> [Exercise inputs]:
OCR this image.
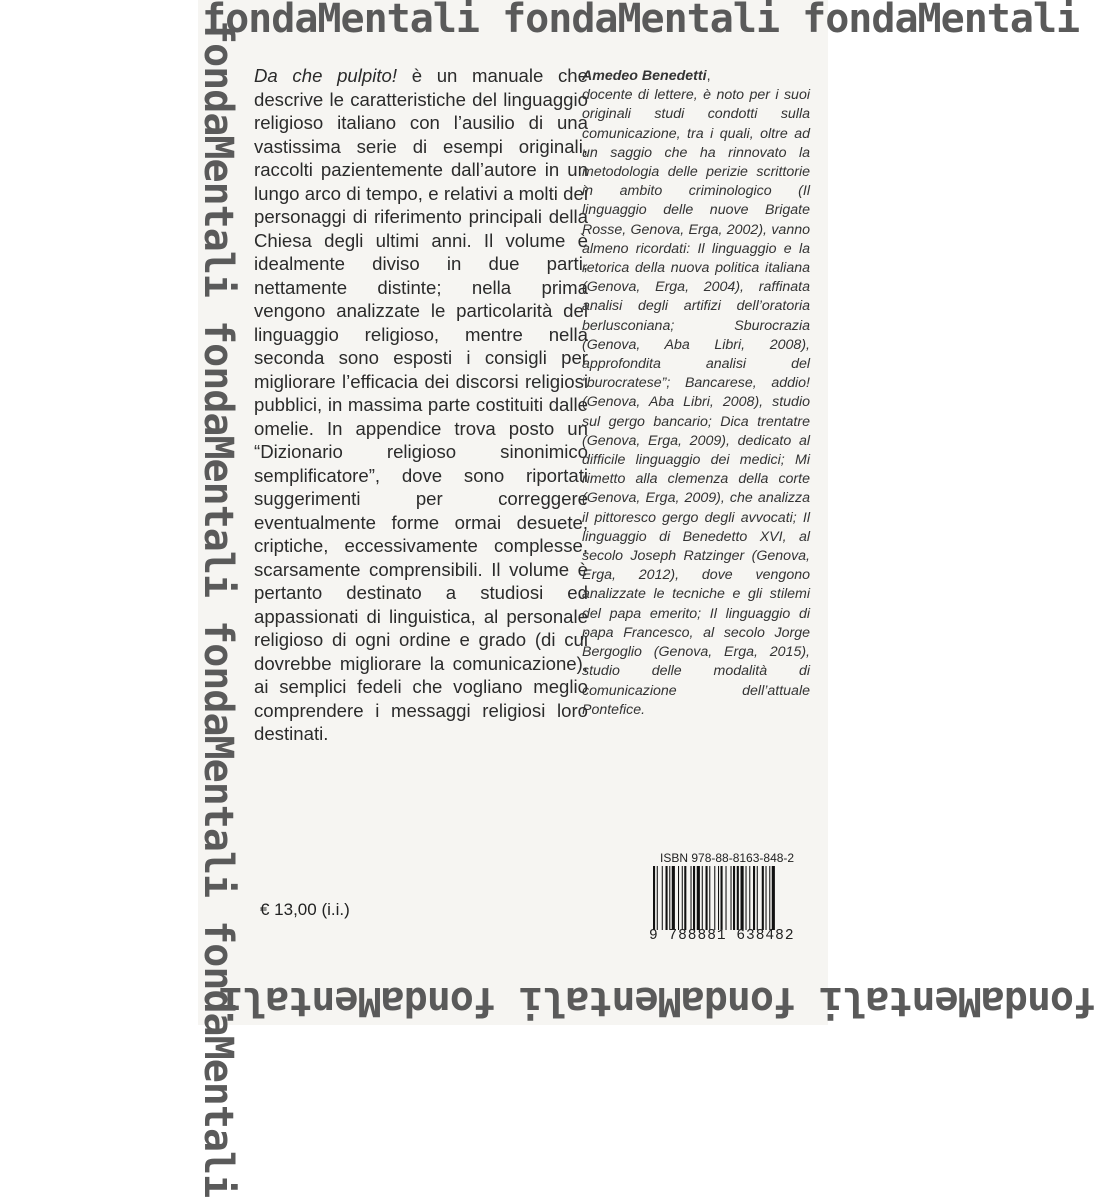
fondaMentali fondaMentali fondaMentali
fondaMentali fondaMentali fondaMentali fondaMentali
fondaMentali fondaMentali fondaMentali
Da che pulpito! è un manuale che descrive le caratteristiche del linguaggio religioso italiano con l’ausilio di una vastissima serie di esempi originali, raccolti pazientemente dall’autore in un lungo arco di tempo, e relativi a molti dei personaggi di riferimento principali della Chiesa degli ultimi anni. Il volume è idealmente diviso in due parti, nettamente distinte; nella prima vengono analizzate le particolarità del linguaggio religioso, mentre nella seconda sono esposti i consigli per migliorare l’efficacia dei discorsi religiosi pubblici, in massima parte costituiti dalle omelie. In appendice trova posto un “Dizionario religioso sinonimico semplificatore”, dove sono riportati suggerimenti per correggere eventualmente forme ormai desuete, criptiche, eccessivamente complesse, scarsamente comprensibili. Il volume è pertanto destinato a studiosi ed appassionati di linguistica, al personale religioso di ogni ordine e grado (di cui dovrebbe migliorare la comunicazione), ai semplici fedeli che vogliano meglio comprendere i messaggi religiosi loro destinati.
Amedeo Benedetti,
docente di lettere, è noto per i suoi originali studi condotti sulla comunicazione, tra i quali, oltre ad un saggio che ha rinnovato la metodologia delle perizie scrittorie in ambito criminologico (Il linguaggio delle nuove Brigate Rosse, Genova, Erga, 2002), vanno almeno ricordati: Il linguaggio e la retorica della nuova politica italiana (Genova, Erga, 2004), raffinata analisi degli artifizi dell’oratoria berlusconiana; Sburocrazia (Genova, Aba Libri, 2008), approfondita analisi del “burocratese”; Bancarese, addio! (Genova, Aba Libri, 2008), studio sul gergo bancario; Dica trentatre (Genova, Erga, 2009), dedicato al difficile linguaggio dei medici; Mi rimetto alla clemenza della corte (Genova, Erga, 2009), che analizza il pittoresco gergo degli avvocati; Il linguaggio di Benedetto XVI, al secolo Joseph Ratzinger (Genova, Erga, 2012), dove vengono analizzate le tecniche e gli stilemi del papa emerito; Il linguaggio di papa Francesco, al secolo Jorge Bergoglio (Genova, Erga, 2015), studio delle modalità di comunicazione dell’attuale Pontefice.
€ 13,00 (i.i.)
ISBN 978-88-8163-848-2
9 788881 638482
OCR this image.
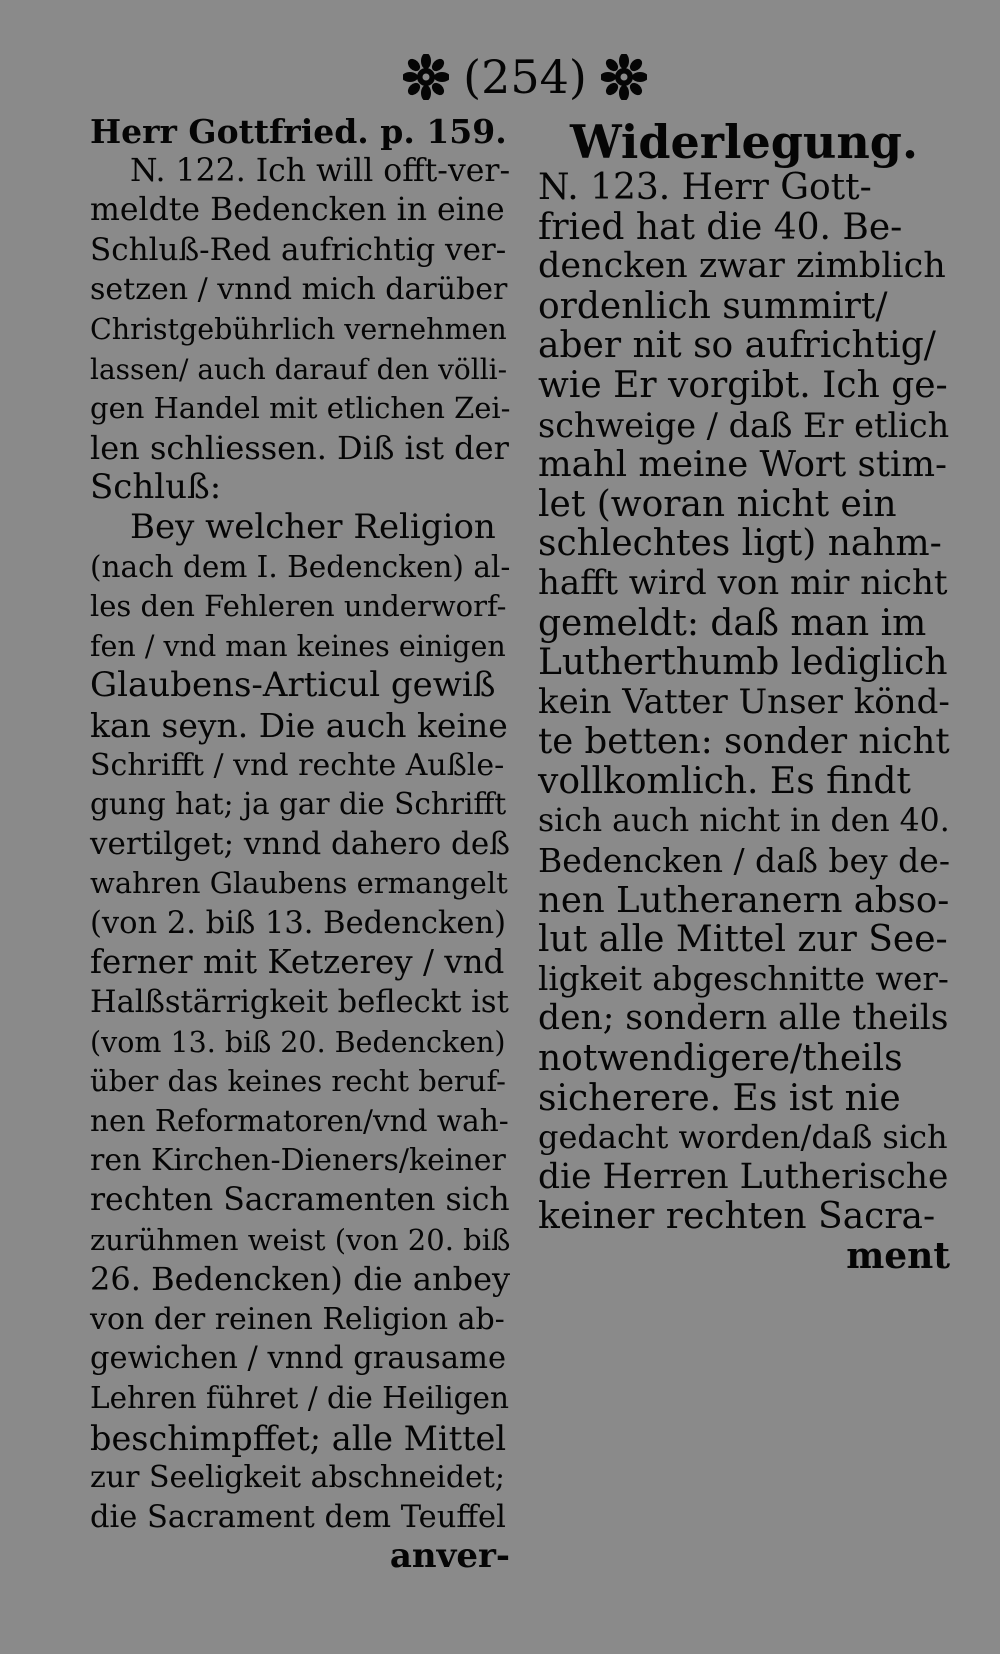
(254)
Herr Gottfried. p. 159.
N. 122. Ich will offt-ver-
meldte Bedencken in eine
Schluß-Red aufrichtig ver-
setzen / vnnd mich darüber
Christgebührlich vernehmen
lassen/ auch darauf den völli-
gen Handel mit etlichen Zei-
len schliessen. Diß ist der
Schluß:
Bey welcher Religion
(nach dem I. Bedencken) al-
les den Fehleren underworf-
fen / vnd man keines einigen
Glaubens-Articul gewiß
kan seyn. Die auch keine
Schrifft / vnd rechte Außle-
gung hat; ja gar die Schrifft
vertilget; vnnd dahero deß
wahren Glaubens ermangelt
(von 2. biß 13. Bedencken)
ferner mit Ketzerey / vnd
Halßstärrigkeit befleckt ist
(vom 13. biß 20. Bedencken)
über das keines recht beruf-
nen Reformatoren/vnd wah-
ren Kirchen-Dieners/keiner
rechten Sacramenten sich
zurühmen weist (von 20. biß
26. Bedencken) die anbey
von der reinen Religion ab-
gewichen / vnnd grausame
Lehren führet / die Heiligen
beschimpffet; alle Mittel
zur Seeligkeit abschneidet;
die Sacrament dem Teuffel
anver-
Widerlegung.
N. 123. Herr Gott-
fried hat die 40. Be-
dencken zwar zimblich
ordenlich summirt/
aber nit so aufrichtig/
wie Er vorgibt. Ich ge-
schweige / daß Er etlich
mahl meine Wort stim-
let (woran nicht ein
schlechtes ligt) nahm-
hafft wird von mir nicht
gemeldt: daß man im
Lutherthumb lediglich
kein Vatter Unser könd-
te betten: sonder nicht
vollkomlich. Es findt
sich auch nicht in den 40.
Bedencken / daß bey de-
nen Lutheranern abso-
lut alle Mittel zur See-
ligkeit abgeschnitte wer-
den; sondern alle theils
notwendigere/theils
sicherere. Es ist nie
gedacht worden/daß sich
die Herren Lutherische
keiner rechten Sacra-
ment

> [Description of the task]: Transcribe the records word for word and include no pictures.

> [Problem solution]:
OCR this image.
fondaMentali fondaMentali fondaMentali
fondaMentali fondaMentali fondaMentali fondaMentali
fondaMentali fondaMentali fondaMentali
Da che pulpito! è un manuale che descrive le caratteristiche del linguaggio religioso italiano con l’ausilio di una vastissima serie di esempi originali, raccolti pazientemente dall’autore in un lungo arco di tempo, e relativi a molti dei personaggi di riferimento principali della Chiesa degli ultimi anni. Il volume è idealmente diviso in due parti, nettamente distinte; nella prima vengono analizzate le particolarità del linguaggio religioso, mentre nella seconda sono esposti i consigli per migliorare l’efficacia dei discorsi religiosi pubblici, in massima parte costituiti dalle omelie. In appendice trova posto un “Dizionario religioso sinonimico semplificatore”, dove sono riportati suggerimenti per correggere eventualmente forme ormai desuete, criptiche, eccessivamente complesse, scarsamente comprensibili. Il volume è pertanto destinato a studiosi ed appassionati di linguistica, al personale religioso di ogni ordine e grado (di cui dovrebbe migliorare la comunicazione), ai semplici fedeli che vogliano meglio comprendere i messaggi religiosi loro destinati.
Amedeo Benedetti,
docente di lettere, è noto per i suoi originali studi condotti sulla comunicazione, tra i quali, oltre ad un saggio che ha rinnovato la metodologia delle perizie scrittorie in ambito criminologico (Il linguaggio delle nuove Brigate Rosse, Genova, Erga, 2002), vanno almeno ricordati: Il linguaggio e la retorica della nuova politica italiana (Genova, Erga, 2004), raffinata analisi degli artifizi dell’oratoria berlusconiana; Sburocrazia (Genova, Aba Libri, 2008), approfondita analisi del “burocratese”; Bancarese, addio! (Genova, Aba Libri, 2008), studio sul gergo bancario; Dica trentatre (Genova, Erga, 2009), dedicato al difficile linguaggio dei medici; Mi rimetto alla clemenza della corte (Genova, Erga, 2009), che analizza il pittoresco gergo degli avvocati; Il linguaggio di Benedetto XVI, al secolo Joseph Ratzinger (Genova, Erga, 2012), dove vengono analizzate le tecniche e gli stilemi del papa emerito; Il linguaggio di papa Francesco, al secolo Jorge Bergoglio (Genova, Erga, 2015), studio delle modalità di comunicazione dell’attuale Pontefice.
€ 13,00 (i.i.)
ISBN 978-88-8163-848-2
9 788881 638482
OCR this image.
(254)
Herr Gottfried. p. 159.
N. 122. Ich will offt-ver-
meldte Bedencken in eine
Schluß-Red aufrichtig ver-
setzen / vnnd mich darüber
Christgebührlich vernehmen
lassen/ auch darauf den völli-
gen Handel mit etlichen Zei-
len schliessen. Diß ist der
Schluß:
Bey welcher Religion
(nach dem I. Bedencken) al-
les den Fehleren underworf-
fen / vnd man keines einigen
Glaubens-Articul gewiß
kan seyn. Die auch keine
Schrifft / vnd rechte Außle-
gung hat; ja gar die Schrifft
vertilget; vnnd dahero deß
wahren Glaubens ermangelt
(von 2. biß 13. Bedencken)
ferner mit Ketzerey / vnd
Halßstärrigkeit befleckt ist
(vom 13. biß 20. Bedencken)
über das keines recht beruf-
nen Reformatoren/vnd wah-
ren Kirchen-Dieners/keiner
rechten Sacramenten sich
zurühmen weist (von 20. biß
26. Bedencken) die anbey
von der reinen Religion ab-
gewichen / vnnd grausame
Lehren führet / die Heiligen
beschimpffet; alle Mittel
zur Seeligkeit abschneidet;
die Sacrament dem Teuffel
anver-
Widerlegung.
N. 123. Herr Gott-
fried hat die 40. Be-
dencken zwar zimblich
ordenlich summirt/
aber nit so aufrichtig/
wie Er vorgibt. Ich ge-
schweige / daß Er etlich
mahl meine Wort stim-
let (woran nicht ein
schlechtes ligt) nahm-
hafft wird von mir nicht
gemeldt: daß man im
Lutherthumb lediglich
kein Vatter Unser könd-
te betten: sonder nicht
vollkomlich. Es findt
sich auch nicht in den 40.
Bedencken / daß bey de-
nen Lutheranern abso-
lut alle Mittel zur See-
ligkeit abgeschnitte wer-
den; sondern alle theils
notwendigere/theils
sicherere. Es ist nie
gedacht worden/daß sich
die Herren Lutherische
keiner rechten Sacra-
ment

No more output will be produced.